Task statement: Gather all lines in the entries below that include the word "coordinate".

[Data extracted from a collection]
** begin **
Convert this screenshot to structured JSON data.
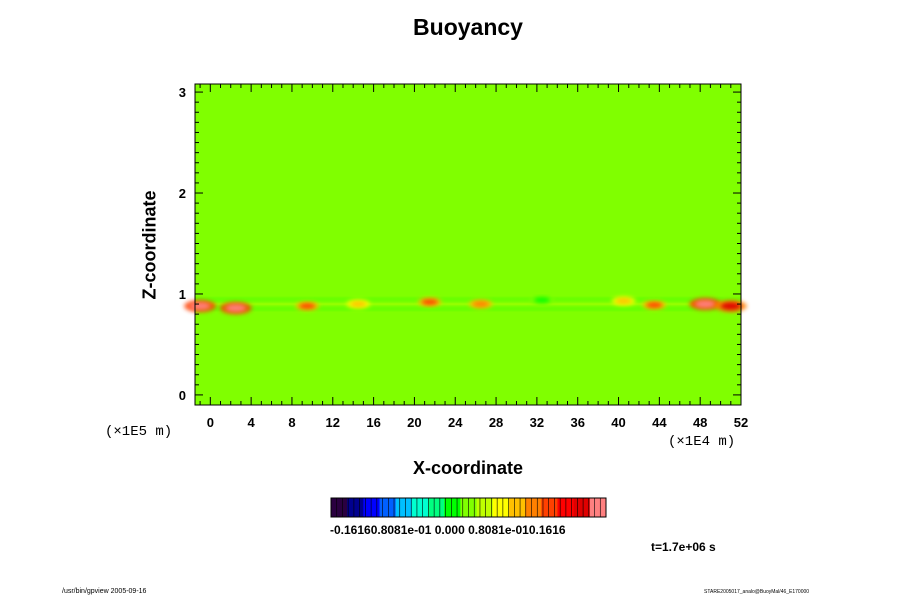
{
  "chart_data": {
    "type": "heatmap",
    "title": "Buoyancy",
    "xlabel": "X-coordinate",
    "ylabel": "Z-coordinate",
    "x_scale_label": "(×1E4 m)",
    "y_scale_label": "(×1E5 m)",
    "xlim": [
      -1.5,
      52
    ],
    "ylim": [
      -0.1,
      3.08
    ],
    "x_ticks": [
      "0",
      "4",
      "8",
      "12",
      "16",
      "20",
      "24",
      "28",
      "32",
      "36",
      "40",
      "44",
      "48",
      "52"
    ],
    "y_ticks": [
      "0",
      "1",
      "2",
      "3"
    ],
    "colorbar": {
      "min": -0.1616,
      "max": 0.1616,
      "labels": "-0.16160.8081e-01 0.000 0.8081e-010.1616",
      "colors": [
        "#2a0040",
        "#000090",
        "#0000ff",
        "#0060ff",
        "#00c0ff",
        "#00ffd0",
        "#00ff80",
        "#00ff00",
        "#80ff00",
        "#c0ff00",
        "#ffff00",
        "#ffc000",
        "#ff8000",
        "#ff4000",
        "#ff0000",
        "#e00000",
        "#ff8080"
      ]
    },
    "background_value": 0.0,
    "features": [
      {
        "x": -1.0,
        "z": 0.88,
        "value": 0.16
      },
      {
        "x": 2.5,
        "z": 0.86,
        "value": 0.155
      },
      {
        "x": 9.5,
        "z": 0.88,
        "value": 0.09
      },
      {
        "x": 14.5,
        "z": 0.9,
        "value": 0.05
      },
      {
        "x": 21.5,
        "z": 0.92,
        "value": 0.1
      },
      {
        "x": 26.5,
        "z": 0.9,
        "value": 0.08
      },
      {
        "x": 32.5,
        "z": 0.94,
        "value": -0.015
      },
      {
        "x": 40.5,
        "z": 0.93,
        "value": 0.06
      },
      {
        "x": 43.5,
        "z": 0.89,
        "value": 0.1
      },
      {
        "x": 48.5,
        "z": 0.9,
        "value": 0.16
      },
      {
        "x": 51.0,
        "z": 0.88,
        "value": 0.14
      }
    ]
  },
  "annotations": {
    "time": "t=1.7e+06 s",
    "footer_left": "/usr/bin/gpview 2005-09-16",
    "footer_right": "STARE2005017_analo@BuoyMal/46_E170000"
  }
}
** end **
Answer to the task:
    "xlabel": "X-coordinate",
    "ylabel": "Z-coordinate",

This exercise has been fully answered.